▶ _MATERIAL FOR THIS EXERCISE_
◇ ◇ ◇ ◇ ◇ ◇ ◇
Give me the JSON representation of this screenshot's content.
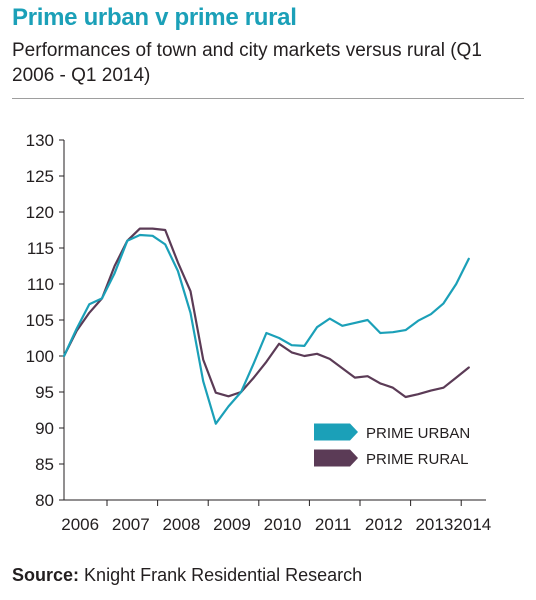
{
  "header": {
    "title": "Prime urban v prime rural",
    "subtitle": "Performances of town and city markets versus rural (Q1 2006 - Q1 2014)"
  },
  "source": {
    "label": "Source:",
    "text": "Knight Frank Residential Research"
  },
  "colors": {
    "urban": "#1ba0b8",
    "rural": "#5b3b56",
    "title": "#1ba0b8"
  },
  "chart_data": {
    "type": "line",
    "title": "Prime urban v prime rural",
    "subtitle": "Performances of town and city markets versus rural (Q1 2006 - Q1 2014)",
    "xlabel": "",
    "ylabel": "",
    "ylim": [
      80,
      130
    ],
    "yticks": [
      80,
      85,
      90,
      95,
      100,
      105,
      110,
      115,
      120,
      125,
      130
    ],
    "xlim": [
      2006,
      2014.2
    ],
    "xticks": [
      "2006",
      "2007",
      "2008",
      "2009",
      "2010",
      "2011",
      "2012",
      "2013",
      "2014"
    ],
    "grid": false,
    "legend": "bottom-right",
    "x": [
      2006.0,
      2006.25,
      2006.5,
      2006.75,
      2007.0,
      2007.25,
      2007.5,
      2007.75,
      2008.0,
      2008.25,
      2008.5,
      2008.75,
      2009.0,
      2009.25,
      2009.5,
      2009.75,
      2010.0,
      2010.25,
      2010.5,
      2010.75,
      2011.0,
      2011.25,
      2011.5,
      2011.75,
      2012.0,
      2012.25,
      2012.5,
      2012.75,
      2013.0,
      2013.25,
      2013.5,
      2013.75,
      2014.0
    ],
    "series": [
      {
        "name": "PRIME URBAN",
        "values": [
          100.0,
          103.8,
          107.2,
          108.0,
          111.5,
          116.0,
          116.8,
          116.7,
          115.5,
          111.8,
          106.0,
          96.5,
          90.6,
          93.0,
          95.0,
          99.0,
          103.2,
          102.5,
          101.5,
          101.4,
          104.0,
          105.2,
          104.2,
          104.6,
          105.0,
          103.2,
          103.3,
          103.6,
          104.9,
          105.8,
          107.3,
          110.0,
          113.5
        ]
      },
      {
        "name": "PRIME RURAL",
        "values": [
          100.0,
          103.5,
          106.0,
          108.0,
          112.5,
          116.0,
          117.7,
          117.7,
          117.5,
          113.0,
          109.0,
          99.5,
          94.9,
          94.4,
          95.0,
          97.0,
          99.2,
          101.7,
          100.5,
          100.0,
          100.3,
          99.6,
          98.3,
          97.0,
          97.2,
          96.2,
          95.6,
          94.3,
          94.7,
          95.2,
          95.6,
          97.0,
          98.4
        ]
      }
    ]
  }
}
◇ ◇ ◇ ◇ ◇ ◇ ◇
▶ _GIVEN TASK_
Quote every record above exactly, leaving out the pictures.

▶ _CORRECT OUTPUT_
Give me the JSON representation of this screenshot's content.
{
  "header": {
    "title": "Prime urban v prime rural",
    "subtitle": "Performances of town and city markets versus rural (Q1 2006 - Q1 2014)"
  },
  "source": {
    "label": "Source:",
    "text": "Knight Frank Residential Research"
  },
  "colors": {
    "urban": "#1ba0b8",
    "rural": "#5b3b56",
    "title": "#1ba0b8"
  },
  "chart_data": {
    "type": "line",
    "title": "Prime urban v prime rural",
    "subtitle": "Performances of town and city markets versus rural (Q1 2006 - Q1 2014)",
    "xlabel": "",
    "ylabel": "",
    "ylim": [
      80,
      130
    ],
    "yticks": [
      80,
      85,
      90,
      95,
      100,
      105,
      110,
      115,
      120,
      125,
      130
    ],
    "xlim": [
      2006,
      2014.2
    ],
    "xticks": [
      "2006",
      "2007",
      "2008",
      "2009",
      "2010",
      "2011",
      "2012",
      "2013",
      "2014"
    ],
    "grid": false,
    "legend": "bottom-right",
    "x": [
      2006.0,
      2006.25,
      2006.5,
      2006.75,
      2007.0,
      2007.25,
      2007.5,
      2007.75,
      2008.0,
      2008.25,
      2008.5,
      2008.75,
      2009.0,
      2009.25,
      2009.5,
      2009.75,
      2010.0,
      2010.25,
      2010.5,
      2010.75,
      2011.0,
      2011.25,
      2011.5,
      2011.75,
      2012.0,
      2012.25,
      2012.5,
      2012.75,
      2013.0,
      2013.25,
      2013.5,
      2013.75,
      2014.0
    ],
    "series": [
      {
        "name": "PRIME URBAN",
        "values": [
          100.0,
          103.8,
          107.2,
          108.0,
          111.5,
          116.0,
          116.8,
          116.7,
          115.5,
          111.8,
          106.0,
          96.5,
          90.6,
          93.0,
          95.0,
          99.0,
          103.2,
          102.5,
          101.5,
          101.4,
          104.0,
          105.2,
          104.2,
          104.6,
          105.0,
          103.2,
          103.3,
          103.6,
          104.9,
          105.8,
          107.3,
          110.0,
          113.5
        ]
      },
      {
        "name": "PRIME RURAL",
        "values": [
          100.0,
          103.5,
          106.0,
          108.0,
          112.5,
          116.0,
          117.7,
          117.7,
          117.5,
          113.0,
          109.0,
          99.5,
          94.9,
          94.4,
          95.0,
          97.0,
          99.2,
          101.7,
          100.5,
          100.0,
          100.3,
          99.6,
          98.3,
          97.0,
          97.2,
          96.2,
          95.6,
          94.3,
          94.7,
          95.2,
          95.6,
          97.0,
          98.4
        ]
      }
    ]
  }
}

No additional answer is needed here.